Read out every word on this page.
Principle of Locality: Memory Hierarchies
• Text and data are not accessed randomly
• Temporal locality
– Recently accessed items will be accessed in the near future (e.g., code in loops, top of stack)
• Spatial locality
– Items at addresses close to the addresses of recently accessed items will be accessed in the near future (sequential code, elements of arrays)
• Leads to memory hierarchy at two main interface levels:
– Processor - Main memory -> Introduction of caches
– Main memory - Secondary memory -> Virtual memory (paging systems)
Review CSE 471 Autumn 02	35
--*--
Directive => Quote the whole listing above, leaving nothing out.

Answer to the problem =>
Read out every word on this page.
Principle of Locality: Memory Hierarchies
• Text and data are not accessed randomly
• Temporal locality
– Recently accessed items will be accessed in the near future (e.g., code in loops, top of stack)
• Spatial locality
– Items at addresses close to the addresses of recently accessed items will be accessed in the near future (sequential code, elements of arrays)
• Leads to memory hierarchy at two main interface levels:
– Processor - Main memory -> Introduction of caches
– Main memory - Secondary memory -> Virtual memory (paging systems)
Review CSE 471 Autumn 02	35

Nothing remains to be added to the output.